The problem: Look below. Copy each line that has "JSON" in it.

** START OF Data section **

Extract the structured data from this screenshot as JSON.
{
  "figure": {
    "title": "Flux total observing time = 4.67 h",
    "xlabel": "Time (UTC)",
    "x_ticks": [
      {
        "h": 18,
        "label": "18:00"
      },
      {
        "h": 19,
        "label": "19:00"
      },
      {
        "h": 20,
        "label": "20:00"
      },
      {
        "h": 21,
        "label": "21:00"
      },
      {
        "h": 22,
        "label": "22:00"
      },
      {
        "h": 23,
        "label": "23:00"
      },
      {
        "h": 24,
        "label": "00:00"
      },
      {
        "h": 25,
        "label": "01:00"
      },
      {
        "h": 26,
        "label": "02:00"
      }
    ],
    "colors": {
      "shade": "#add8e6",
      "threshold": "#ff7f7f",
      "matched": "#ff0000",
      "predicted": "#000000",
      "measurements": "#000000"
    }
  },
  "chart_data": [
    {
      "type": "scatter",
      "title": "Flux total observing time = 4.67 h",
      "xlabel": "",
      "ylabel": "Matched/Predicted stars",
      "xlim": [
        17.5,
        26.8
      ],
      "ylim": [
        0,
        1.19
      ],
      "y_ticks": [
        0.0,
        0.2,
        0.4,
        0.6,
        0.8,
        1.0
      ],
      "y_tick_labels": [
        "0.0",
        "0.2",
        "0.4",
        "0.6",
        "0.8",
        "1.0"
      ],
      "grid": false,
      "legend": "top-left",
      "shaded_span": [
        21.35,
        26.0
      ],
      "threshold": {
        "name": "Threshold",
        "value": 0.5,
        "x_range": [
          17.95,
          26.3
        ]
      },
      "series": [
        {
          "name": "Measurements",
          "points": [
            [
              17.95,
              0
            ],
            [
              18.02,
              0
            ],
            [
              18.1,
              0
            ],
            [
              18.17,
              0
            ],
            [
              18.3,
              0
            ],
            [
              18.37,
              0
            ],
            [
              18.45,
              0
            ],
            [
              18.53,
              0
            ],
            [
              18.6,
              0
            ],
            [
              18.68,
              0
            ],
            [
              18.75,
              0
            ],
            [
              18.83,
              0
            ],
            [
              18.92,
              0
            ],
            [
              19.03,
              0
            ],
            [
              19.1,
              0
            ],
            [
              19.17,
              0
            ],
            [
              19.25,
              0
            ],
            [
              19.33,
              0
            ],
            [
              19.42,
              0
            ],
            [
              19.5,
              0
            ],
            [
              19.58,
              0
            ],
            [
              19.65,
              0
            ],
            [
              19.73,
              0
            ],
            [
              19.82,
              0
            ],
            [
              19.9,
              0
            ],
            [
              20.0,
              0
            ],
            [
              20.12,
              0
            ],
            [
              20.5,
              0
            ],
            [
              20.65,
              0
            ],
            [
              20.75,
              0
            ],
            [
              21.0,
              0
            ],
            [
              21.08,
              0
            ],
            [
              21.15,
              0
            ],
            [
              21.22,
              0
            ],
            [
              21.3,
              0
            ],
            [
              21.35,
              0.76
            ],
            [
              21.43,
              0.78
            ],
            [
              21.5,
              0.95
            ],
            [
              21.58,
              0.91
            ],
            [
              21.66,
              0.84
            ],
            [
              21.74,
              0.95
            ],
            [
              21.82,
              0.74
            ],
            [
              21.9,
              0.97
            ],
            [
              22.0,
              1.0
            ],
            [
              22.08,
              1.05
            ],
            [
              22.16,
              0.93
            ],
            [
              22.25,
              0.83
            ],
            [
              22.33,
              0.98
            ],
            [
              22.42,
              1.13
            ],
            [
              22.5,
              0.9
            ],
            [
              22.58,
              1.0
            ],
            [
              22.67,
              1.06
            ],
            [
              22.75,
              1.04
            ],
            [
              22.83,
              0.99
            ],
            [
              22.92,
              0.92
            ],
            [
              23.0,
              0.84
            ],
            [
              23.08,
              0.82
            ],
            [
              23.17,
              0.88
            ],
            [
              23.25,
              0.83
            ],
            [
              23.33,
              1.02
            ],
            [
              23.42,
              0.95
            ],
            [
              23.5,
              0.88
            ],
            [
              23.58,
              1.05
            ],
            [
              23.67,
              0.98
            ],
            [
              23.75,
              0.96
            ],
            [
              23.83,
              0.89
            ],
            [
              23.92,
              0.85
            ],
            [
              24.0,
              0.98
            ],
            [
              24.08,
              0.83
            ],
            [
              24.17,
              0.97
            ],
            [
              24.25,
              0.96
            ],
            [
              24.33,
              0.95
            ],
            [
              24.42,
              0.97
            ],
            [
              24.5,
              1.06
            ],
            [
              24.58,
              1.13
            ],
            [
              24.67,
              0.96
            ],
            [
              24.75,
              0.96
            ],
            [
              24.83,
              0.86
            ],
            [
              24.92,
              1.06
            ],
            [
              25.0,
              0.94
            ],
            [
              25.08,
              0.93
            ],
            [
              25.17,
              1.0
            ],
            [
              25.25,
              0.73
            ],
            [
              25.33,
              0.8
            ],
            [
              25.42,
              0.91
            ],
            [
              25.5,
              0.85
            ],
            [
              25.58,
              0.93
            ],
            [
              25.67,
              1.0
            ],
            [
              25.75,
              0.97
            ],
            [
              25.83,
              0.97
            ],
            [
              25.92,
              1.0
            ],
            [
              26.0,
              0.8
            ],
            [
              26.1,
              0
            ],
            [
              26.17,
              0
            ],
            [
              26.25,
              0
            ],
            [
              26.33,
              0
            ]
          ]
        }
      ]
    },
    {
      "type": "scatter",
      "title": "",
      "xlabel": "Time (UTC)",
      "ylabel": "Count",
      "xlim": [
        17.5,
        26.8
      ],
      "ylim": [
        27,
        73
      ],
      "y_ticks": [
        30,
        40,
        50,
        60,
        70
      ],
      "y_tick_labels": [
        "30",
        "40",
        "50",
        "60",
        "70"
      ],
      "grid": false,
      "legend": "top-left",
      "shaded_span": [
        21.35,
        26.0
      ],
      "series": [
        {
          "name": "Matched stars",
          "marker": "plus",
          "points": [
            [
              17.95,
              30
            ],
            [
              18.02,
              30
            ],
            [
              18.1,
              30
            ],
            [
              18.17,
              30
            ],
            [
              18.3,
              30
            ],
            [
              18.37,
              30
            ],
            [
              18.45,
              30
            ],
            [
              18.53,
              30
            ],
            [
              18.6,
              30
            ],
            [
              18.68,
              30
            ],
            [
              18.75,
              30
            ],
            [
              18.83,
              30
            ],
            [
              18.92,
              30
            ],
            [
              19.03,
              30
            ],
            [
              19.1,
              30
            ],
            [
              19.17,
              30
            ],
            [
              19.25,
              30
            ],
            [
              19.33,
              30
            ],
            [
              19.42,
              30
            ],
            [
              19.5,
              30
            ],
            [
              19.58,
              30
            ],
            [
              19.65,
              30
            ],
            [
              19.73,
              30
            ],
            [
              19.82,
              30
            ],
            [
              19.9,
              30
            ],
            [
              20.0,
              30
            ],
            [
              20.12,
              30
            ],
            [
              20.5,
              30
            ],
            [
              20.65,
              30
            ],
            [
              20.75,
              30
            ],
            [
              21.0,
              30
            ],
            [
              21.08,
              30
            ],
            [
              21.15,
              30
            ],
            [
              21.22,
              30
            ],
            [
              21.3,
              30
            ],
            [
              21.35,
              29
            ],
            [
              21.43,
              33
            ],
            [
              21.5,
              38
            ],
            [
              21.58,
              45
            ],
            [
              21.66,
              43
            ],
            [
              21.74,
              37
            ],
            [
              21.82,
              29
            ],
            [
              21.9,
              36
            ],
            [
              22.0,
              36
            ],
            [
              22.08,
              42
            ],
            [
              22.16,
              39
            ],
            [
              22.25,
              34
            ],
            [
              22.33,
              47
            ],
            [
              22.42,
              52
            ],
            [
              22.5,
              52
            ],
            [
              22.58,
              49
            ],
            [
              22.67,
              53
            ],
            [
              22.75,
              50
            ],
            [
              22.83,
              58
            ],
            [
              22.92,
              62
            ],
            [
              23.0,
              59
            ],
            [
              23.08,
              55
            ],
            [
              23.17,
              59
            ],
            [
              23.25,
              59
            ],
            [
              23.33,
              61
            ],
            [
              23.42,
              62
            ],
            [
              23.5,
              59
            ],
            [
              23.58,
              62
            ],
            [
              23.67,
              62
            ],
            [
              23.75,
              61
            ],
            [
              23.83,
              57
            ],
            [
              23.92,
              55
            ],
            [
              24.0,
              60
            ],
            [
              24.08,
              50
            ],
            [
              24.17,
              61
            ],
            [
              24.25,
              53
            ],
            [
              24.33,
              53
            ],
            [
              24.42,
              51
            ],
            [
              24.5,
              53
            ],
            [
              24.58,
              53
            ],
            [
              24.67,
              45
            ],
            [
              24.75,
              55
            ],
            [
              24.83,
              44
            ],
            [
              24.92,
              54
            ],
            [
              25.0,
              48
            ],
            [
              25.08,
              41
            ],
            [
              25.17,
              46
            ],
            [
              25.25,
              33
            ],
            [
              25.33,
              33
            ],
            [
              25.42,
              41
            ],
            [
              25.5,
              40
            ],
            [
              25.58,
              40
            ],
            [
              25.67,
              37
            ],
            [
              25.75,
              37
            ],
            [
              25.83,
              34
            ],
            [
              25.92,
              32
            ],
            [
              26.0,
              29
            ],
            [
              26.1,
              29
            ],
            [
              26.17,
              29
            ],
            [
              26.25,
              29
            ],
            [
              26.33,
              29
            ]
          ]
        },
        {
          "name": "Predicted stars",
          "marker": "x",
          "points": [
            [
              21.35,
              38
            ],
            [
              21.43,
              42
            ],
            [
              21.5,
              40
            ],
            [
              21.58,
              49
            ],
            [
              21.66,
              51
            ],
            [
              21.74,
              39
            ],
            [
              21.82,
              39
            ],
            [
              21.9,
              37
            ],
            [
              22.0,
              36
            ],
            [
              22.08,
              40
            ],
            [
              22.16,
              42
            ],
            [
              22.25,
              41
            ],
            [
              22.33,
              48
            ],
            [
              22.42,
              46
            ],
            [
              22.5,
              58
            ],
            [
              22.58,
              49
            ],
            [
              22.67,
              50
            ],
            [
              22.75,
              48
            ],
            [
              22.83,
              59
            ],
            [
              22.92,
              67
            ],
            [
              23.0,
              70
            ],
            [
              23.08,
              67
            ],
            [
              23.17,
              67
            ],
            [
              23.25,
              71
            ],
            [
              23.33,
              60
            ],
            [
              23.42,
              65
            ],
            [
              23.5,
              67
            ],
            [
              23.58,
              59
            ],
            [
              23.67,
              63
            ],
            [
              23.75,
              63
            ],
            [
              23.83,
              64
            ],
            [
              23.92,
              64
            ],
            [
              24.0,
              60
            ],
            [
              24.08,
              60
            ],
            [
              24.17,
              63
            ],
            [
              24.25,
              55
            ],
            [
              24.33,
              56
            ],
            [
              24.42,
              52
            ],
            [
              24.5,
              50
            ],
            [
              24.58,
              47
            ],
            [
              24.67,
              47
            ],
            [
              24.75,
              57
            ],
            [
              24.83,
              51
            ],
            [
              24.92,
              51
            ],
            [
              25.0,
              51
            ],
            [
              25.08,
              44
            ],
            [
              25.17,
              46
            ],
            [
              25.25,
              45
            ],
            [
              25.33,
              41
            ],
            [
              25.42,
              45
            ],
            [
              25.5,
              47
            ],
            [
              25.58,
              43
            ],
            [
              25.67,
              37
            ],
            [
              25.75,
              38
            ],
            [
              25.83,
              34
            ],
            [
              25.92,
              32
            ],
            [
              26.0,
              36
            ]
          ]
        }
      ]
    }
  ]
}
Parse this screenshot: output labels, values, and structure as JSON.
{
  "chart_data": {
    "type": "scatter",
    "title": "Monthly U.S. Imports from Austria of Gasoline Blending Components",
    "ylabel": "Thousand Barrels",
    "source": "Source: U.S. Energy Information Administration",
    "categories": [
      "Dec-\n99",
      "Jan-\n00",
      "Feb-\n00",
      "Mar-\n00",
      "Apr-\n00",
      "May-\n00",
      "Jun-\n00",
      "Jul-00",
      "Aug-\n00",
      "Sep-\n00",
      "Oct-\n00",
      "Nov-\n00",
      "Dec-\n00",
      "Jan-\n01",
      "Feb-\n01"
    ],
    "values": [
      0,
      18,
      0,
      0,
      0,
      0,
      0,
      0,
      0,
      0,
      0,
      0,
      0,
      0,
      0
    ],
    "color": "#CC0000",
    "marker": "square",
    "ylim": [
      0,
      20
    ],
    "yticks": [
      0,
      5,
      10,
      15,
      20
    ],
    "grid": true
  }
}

** END OF Data section **

Response:
Extract the structured data from this screenshot as JSON.
Parse this screenshot: output labels, values, and structure as JSON.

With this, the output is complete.